*Data for this exercise*.
____
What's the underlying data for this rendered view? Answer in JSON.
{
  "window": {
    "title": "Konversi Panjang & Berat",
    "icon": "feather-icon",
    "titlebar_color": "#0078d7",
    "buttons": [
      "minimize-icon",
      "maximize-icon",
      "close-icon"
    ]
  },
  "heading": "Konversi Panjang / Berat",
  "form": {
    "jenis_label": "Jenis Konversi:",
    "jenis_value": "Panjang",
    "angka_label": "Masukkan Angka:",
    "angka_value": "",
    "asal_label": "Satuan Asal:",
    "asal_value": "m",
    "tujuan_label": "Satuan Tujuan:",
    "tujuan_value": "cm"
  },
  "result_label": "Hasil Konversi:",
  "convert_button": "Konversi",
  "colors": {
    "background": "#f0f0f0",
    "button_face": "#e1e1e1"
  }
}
____
*Written exercise*. Show each line holding the word "Panjang".

*Complete response*.
    "title": "Konversi Panjang & Berat",
  "heading": "Konversi Panjang / Berat",
    "jenis_value": "Panjang",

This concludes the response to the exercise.